>> START Records for the task

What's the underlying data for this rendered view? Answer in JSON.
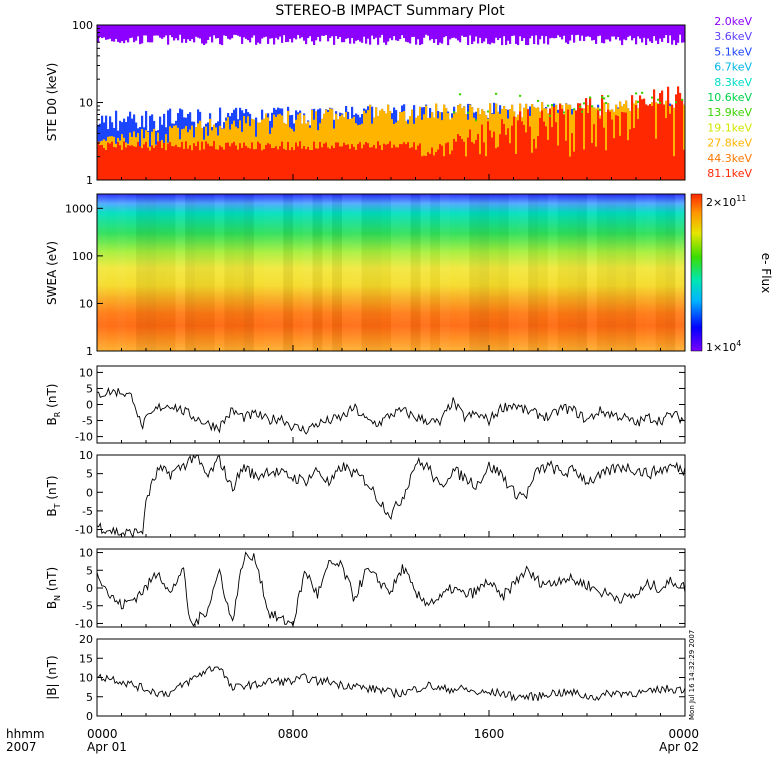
{
  "chart_data": {
    "type": "line",
    "title": "STEREO-B IMPACT Summary Plot",
    "time_axis": {
      "label_row1": "hhmm",
      "label_row2": "2007",
      "ticks": [
        {
          "hour": 0,
          "label": "0000",
          "date": "Apr 01"
        },
        {
          "hour": 8,
          "label": "0800",
          "date": ""
        },
        {
          "hour": 16,
          "label": "1600",
          "date": ""
        },
        {
          "hour": 24,
          "label": "0000",
          "date": "Apr 02"
        }
      ],
      "range_hours": [
        0,
        24
      ]
    },
    "side_text": "Mon Jul 16 14:32:29 2007",
    "ste": {
      "ylabel": "STE D0 (keV)",
      "scale": "log",
      "ylim": [
        1,
        100
      ],
      "yticks": [
        "1",
        "10",
        "100"
      ],
      "channels": [
        {
          "name": "2.0keV",
          "color": "#8b00ff"
        },
        {
          "name": "3.6keV",
          "color": "#5a3dff"
        },
        {
          "name": "5.1keV",
          "color": "#1c45ff"
        },
        {
          "name": "6.7keV",
          "color": "#00b4e6"
        },
        {
          "name": "8.3keV",
          "color": "#00dcc8"
        },
        {
          "name": "10.6keV",
          "color": "#00d24b"
        },
        {
          "name": "13.9keV",
          "color": "#3cd200"
        },
        {
          "name": "19.1keV",
          "color": "#d2e600"
        },
        {
          "name": "27.8keV",
          "color": "#ffb400"
        },
        {
          "name": "44.3keV",
          "color": "#ff7800"
        },
        {
          "name": "81.1keV",
          "color": "#ff2800"
        }
      ]
    },
    "swea": {
      "ylabel": "SWEA (eV)",
      "scale": "log",
      "ylim": [
        1,
        2000
      ],
      "yticks": [
        "1",
        "10",
        "100",
        "1000"
      ],
      "colorbar": {
        "label": "e- Flux",
        "max_base": "2×10",
        "max_exp": "11",
        "min_base": "1×10",
        "min_exp": "4"
      }
    },
    "field_panels": [
      {
        "key": "br",
        "ylabel_main": "B",
        "ylabel_sub": "R",
        "ylabel_unit": " (nT)",
        "ylim": [
          -12,
          12
        ],
        "yticks": [
          "-10",
          "-5",
          "0",
          "5",
          "10"
        ],
        "hours": [
          0,
          0.5,
          1,
          1.5,
          1.8,
          2,
          2.5,
          3,
          3.5,
          4,
          4.5,
          5,
          5.5,
          6,
          6.5,
          7,
          7.5,
          8,
          8.5,
          9,
          9.5,
          10,
          10.5,
          11,
          11.5,
          12,
          12.5,
          13,
          13.5,
          14,
          14.5,
          15,
          15.5,
          16,
          16.5,
          17,
          17.5,
          18,
          18.5,
          19,
          19.5,
          20,
          20.5,
          21,
          21.5,
          22,
          22.5,
          23,
          23.5,
          24
        ],
        "values": [
          3,
          4,
          4,
          2,
          -7,
          -5,
          -1,
          0,
          -2,
          -4,
          -6,
          -7,
          -2,
          -4,
          -3,
          -5,
          -4,
          -7,
          -8,
          -6,
          -5,
          -4,
          -1,
          -5,
          -6,
          -3,
          -2,
          -4,
          -5,
          -6,
          1,
          -4,
          -3,
          -5,
          -1,
          0,
          -2,
          -3,
          -4,
          -1,
          -2,
          -5,
          -2,
          -3,
          -4,
          -6,
          -4,
          -5,
          -3,
          -5
        ]
      },
      {
        "key": "bt",
        "ylabel_main": "B",
        "ylabel_sub": "T",
        "ylabel_unit": " (nT)",
        "ylim": [
          -12,
          10
        ],
        "yticks": [
          "-10",
          "-5",
          "0",
          "5",
          "10"
        ],
        "hours": [
          0,
          0.5,
          1,
          1.5,
          1.9,
          2,
          2.5,
          3,
          3.5,
          4,
          4.5,
          5,
          5.5,
          6,
          6.5,
          7,
          7.5,
          8,
          8.5,
          9,
          9.5,
          10,
          10.5,
          11,
          11.5,
          12,
          12.5,
          13,
          13.5,
          14,
          14.5,
          15,
          15.5,
          16,
          16.5,
          17,
          17.5,
          18,
          18.5,
          19,
          19.5,
          20,
          20.5,
          21,
          21.5,
          22,
          22.5,
          23,
          23.5,
          24
        ],
        "values": [
          -9,
          -10,
          -11,
          -11,
          -10,
          -2,
          6,
          5,
          7,
          10,
          4,
          9,
          1,
          7,
          4,
          6,
          5,
          4,
          3,
          6,
          2,
          7,
          5,
          3,
          -2,
          -6,
          -1,
          8,
          7,
          1,
          6,
          4,
          2,
          7,
          5,
          0,
          -1,
          6,
          7,
          5,
          6,
          3,
          4,
          6,
          7,
          6,
          5,
          6,
          7,
          6
        ]
      },
      {
        "key": "bn",
        "ylabel_main": "B",
        "ylabel_sub": "N",
        "ylabel_unit": " (nT)",
        "ylim": [
          -11,
          11
        ],
        "yticks": [
          "-10",
          "-5",
          "0",
          "5",
          "10"
        ],
        "hours": [
          0,
          0.5,
          1,
          1.5,
          2,
          2.5,
          3,
          3.5,
          3.8,
          4,
          4.5,
          5,
          5.5,
          6,
          6.5,
          7,
          7.5,
          8,
          8.5,
          9,
          9.5,
          10,
          10.5,
          11,
          11.5,
          12,
          12.5,
          13,
          13.5,
          14,
          14.5,
          15,
          15.5,
          16,
          16.5,
          17,
          17.5,
          18,
          18.5,
          19,
          19.5,
          20,
          20.5,
          21,
          21.5,
          22,
          22.5,
          23,
          23.5,
          24
        ],
        "values": [
          5,
          -2,
          -5,
          -3,
          0,
          5,
          -2,
          6,
          -10,
          -10,
          -6,
          5,
          -10,
          9,
          8,
          -7,
          -9,
          -10,
          5,
          -2,
          7,
          6,
          -3,
          5,
          2,
          -1,
          6,
          -2,
          -4,
          -3,
          0,
          -2,
          -1,
          2,
          -3,
          1,
          5,
          2,
          1,
          3,
          2,
          1,
          -1,
          -2,
          -3,
          -2,
          1,
          0,
          2,
          0
        ]
      },
      {
        "key": "bmag",
        "ylabel_main": "|B|",
        "ylabel_sub": "",
        "ylabel_unit": " (nT)",
        "ylim": [
          0,
          20
        ],
        "yticks": [
          "0",
          "5",
          "10",
          "15",
          "20"
        ],
        "hours": [
          0,
          0.5,
          1,
          1.5,
          2,
          2.5,
          3,
          3.5,
          4,
          4.5,
          5,
          5.5,
          6,
          6.5,
          7,
          7.5,
          8,
          8.5,
          9,
          9.5,
          10,
          10.5,
          11,
          11.5,
          12,
          12.5,
          13,
          13.5,
          14,
          14.5,
          15,
          15.5,
          16,
          16.5,
          17,
          17.5,
          18,
          18.5,
          19,
          19.5,
          20,
          20.5,
          21,
          21.5,
          22,
          22.5,
          23,
          23.5,
          24
        ],
        "values": [
          10,
          10,
          9,
          8,
          7,
          6,
          6,
          8,
          10,
          12,
          13,
          7,
          8,
          8,
          9,
          9,
          9,
          10,
          9,
          9,
          8,
          8,
          7,
          7,
          6,
          6,
          7,
          8,
          7,
          7,
          7,
          6,
          6,
          6,
          5,
          5,
          5,
          6,
          6,
          6,
          5,
          5,
          6,
          6,
          6,
          6,
          7,
          7,
          7
        ]
      }
    ]
  }
}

>> END Records for the task

## Work to be completed
Give the entries again word for word, but skip the pictures.

## Task response
What's the underlying data for this rendered view? Answer in JSON.
{
  "chart_data": {
    "type": "line",
    "title": "STEREO-B IMPACT Summary Plot",
    "time_axis": {
      "label_row1": "hhmm",
      "label_row2": "2007",
      "ticks": [
        {
          "hour": 0,
          "label": "0000",
          "date": "Apr 01"
        },
        {
          "hour": 8,
          "label": "0800",
          "date": ""
        },
        {
          "hour": 16,
          "label": "1600",
          "date": ""
        },
        {
          "hour": 24,
          "label": "0000",
          "date": "Apr 02"
        }
      ],
      "range_hours": [
        0,
        24
      ]
    },
    "side_text": "Mon Jul 16 14:32:29 2007",
    "ste": {
      "ylabel": "STE D0 (keV)",
      "scale": "log",
      "ylim": [
        1,
        100
      ],
      "yticks": [
        "1",
        "10",
        "100"
      ],
      "channels": [
        {
          "name": "2.0keV",
          "color": "#8b00ff"
        },
        {
          "name": "3.6keV",
          "color": "#5a3dff"
        },
        {
          "name": "5.1keV",
          "color": "#1c45ff"
        },
        {
          "name": "6.7keV",
          "color": "#00b4e6"
        },
        {
          "name": "8.3keV",
          "color": "#00dcc8"
        },
        {
          "name": "10.6keV",
          "color": "#00d24b"
        },
        {
          "name": "13.9keV",
          "color": "#3cd200"
        },
        {
          "name": "19.1keV",
          "color": "#d2e600"
        },
        {
          "name": "27.8keV",
          "color": "#ffb400"
        },
        {
          "name": "44.3keV",
          "color": "#ff7800"
        },
        {
          "name": "81.1keV",
          "color": "#ff2800"
        }
      ]
    },
    "swea": {
      "ylabel": "SWEA (eV)",
      "scale": "log",
      "ylim": [
        1,
        2000
      ],
      "yticks": [
        "1",
        "10",
        "100",
        "1000"
      ],
      "colorbar": {
        "label": "e- Flux",
        "max_base": "2×10",
        "max_exp": "11",
        "min_base": "1×10",
        "min_exp": "4"
      }
    },
    "field_panels": [
      {
        "key": "br",
        "ylabel_main": "B",
        "ylabel_sub": "R",
        "ylabel_unit": " (nT)",
        "ylim": [
          -12,
          12
        ],
        "yticks": [
          "-10",
          "-5",
          "0",
          "5",
          "10"
        ],
        "hours": [
          0,
          0.5,
          1,
          1.5,
          1.8,
          2,
          2.5,
          3,
          3.5,
          4,
          4.5,
          5,
          5.5,
          6,
          6.5,
          7,
          7.5,
          8,
          8.5,
          9,
          9.5,
          10,
          10.5,
          11,
          11.5,
          12,
          12.5,
          13,
          13.5,
          14,
          14.5,
          15,
          15.5,
          16,
          16.5,
          17,
          17.5,
          18,
          18.5,
          19,
          19.5,
          20,
          20.5,
          21,
          21.5,
          22,
          22.5,
          23,
          23.5,
          24
        ],
        "values": [
          3,
          4,
          4,
          2,
          -7,
          -5,
          -1,
          0,
          -2,
          -4,
          -6,
          -7,
          -2,
          -4,
          -3,
          -5,
          -4,
          -7,
          -8,
          -6,
          -5,
          -4,
          -1,
          -5,
          -6,
          -3,
          -2,
          -4,
          -5,
          -6,
          1,
          -4,
          -3,
          -5,
          -1,
          0,
          -2,
          -3,
          -4,
          -1,
          -2,
          -5,
          -2,
          -3,
          -4,
          -6,
          -4,
          -5,
          -3,
          -5
        ]
      },
      {
        "key": "bt",
        "ylabel_main": "B",
        "ylabel_sub": "T",
        "ylabel_unit": " (nT)",
        "ylim": [
          -12,
          10
        ],
        "yticks": [
          "-10",
          "-5",
          "0",
          "5",
          "10"
        ],
        "hours": [
          0,
          0.5,
          1,
          1.5,
          1.9,
          2,
          2.5,
          3,
          3.5,
          4,
          4.5,
          5,
          5.5,
          6,
          6.5,
          7,
          7.5,
          8,
          8.5,
          9,
          9.5,
          10,
          10.5,
          11,
          11.5,
          12,
          12.5,
          13,
          13.5,
          14,
          14.5,
          15,
          15.5,
          16,
          16.5,
          17,
          17.5,
          18,
          18.5,
          19,
          19.5,
          20,
          20.5,
          21,
          21.5,
          22,
          22.5,
          23,
          23.5,
          24
        ],
        "values": [
          -9,
          -10,
          -11,
          -11,
          -10,
          -2,
          6,
          5,
          7,
          10,
          4,
          9,
          1,
          7,
          4,
          6,
          5,
          4,
          3,
          6,
          2,
          7,
          5,
          3,
          -2,
          -6,
          -1,
          8,
          7,
          1,
          6,
          4,
          2,
          7,
          5,
          0,
          -1,
          6,
          7,
          5,
          6,
          3,
          4,
          6,
          7,
          6,
          5,
          6,
          7,
          6
        ]
      },
      {
        "key": "bn",
        "ylabel_main": "B",
        "ylabel_sub": "N",
        "ylabel_unit": " (nT)",
        "ylim": [
          -11,
          11
        ],
        "yticks": [
          "-10",
          "-5",
          "0",
          "5",
          "10"
        ],
        "hours": [
          0,
          0.5,
          1,
          1.5,
          2,
          2.5,
          3,
          3.5,
          3.8,
          4,
          4.5,
          5,
          5.5,
          6,
          6.5,
          7,
          7.5,
          8,
          8.5,
          9,
          9.5,
          10,
          10.5,
          11,
          11.5,
          12,
          12.5,
          13,
          13.5,
          14,
          14.5,
          15,
          15.5,
          16,
          16.5,
          17,
          17.5,
          18,
          18.5,
          19,
          19.5,
          20,
          20.5,
          21,
          21.5,
          22,
          22.5,
          23,
          23.5,
          24
        ],
        "values": [
          5,
          -2,
          -5,
          -3,
          0,
          5,
          -2,
          6,
          -10,
          -10,
          -6,
          5,
          -10,
          9,
          8,
          -7,
          -9,
          -10,
          5,
          -2,
          7,
          6,
          -3,
          5,
          2,
          -1,
          6,
          -2,
          -4,
          -3,
          0,
          -2,
          -1,
          2,
          -3,
          1,
          5,
          2,
          1,
          3,
          2,
          1,
          -1,
          -2,
          -3,
          -2,
          1,
          0,
          2,
          0
        ]
      },
      {
        "key": "bmag",
        "ylabel_main": "|B|",
        "ylabel_sub": "",
        "ylabel_unit": " (nT)",
        "ylim": [
          0,
          20
        ],
        "yticks": [
          "0",
          "5",
          "10",
          "15",
          "20"
        ],
        "hours": [
          0,
          0.5,
          1,
          1.5,
          2,
          2.5,
          3,
          3.5,
          4,
          4.5,
          5,
          5.5,
          6,
          6.5,
          7,
          7.5,
          8,
          8.5,
          9,
          9.5,
          10,
          10.5,
          11,
          11.5,
          12,
          12.5,
          13,
          13.5,
          14,
          14.5,
          15,
          15.5,
          16,
          16.5,
          17,
          17.5,
          18,
          18.5,
          19,
          19.5,
          20,
          20.5,
          21,
          21.5,
          22,
          22.5,
          23,
          23.5,
          24
        ],
        "values": [
          10,
          10,
          9,
          8,
          7,
          6,
          6,
          8,
          10,
          12,
          13,
          7,
          8,
          8,
          9,
          9,
          9,
          10,
          9,
          9,
          8,
          8,
          7,
          7,
          6,
          6,
          7,
          8,
          7,
          7,
          7,
          6,
          6,
          6,
          5,
          5,
          5,
          6,
          6,
          6,
          5,
          5,
          6,
          6,
          6,
          6,
          7,
          7,
          7
        ]
      }
    ]
  }
}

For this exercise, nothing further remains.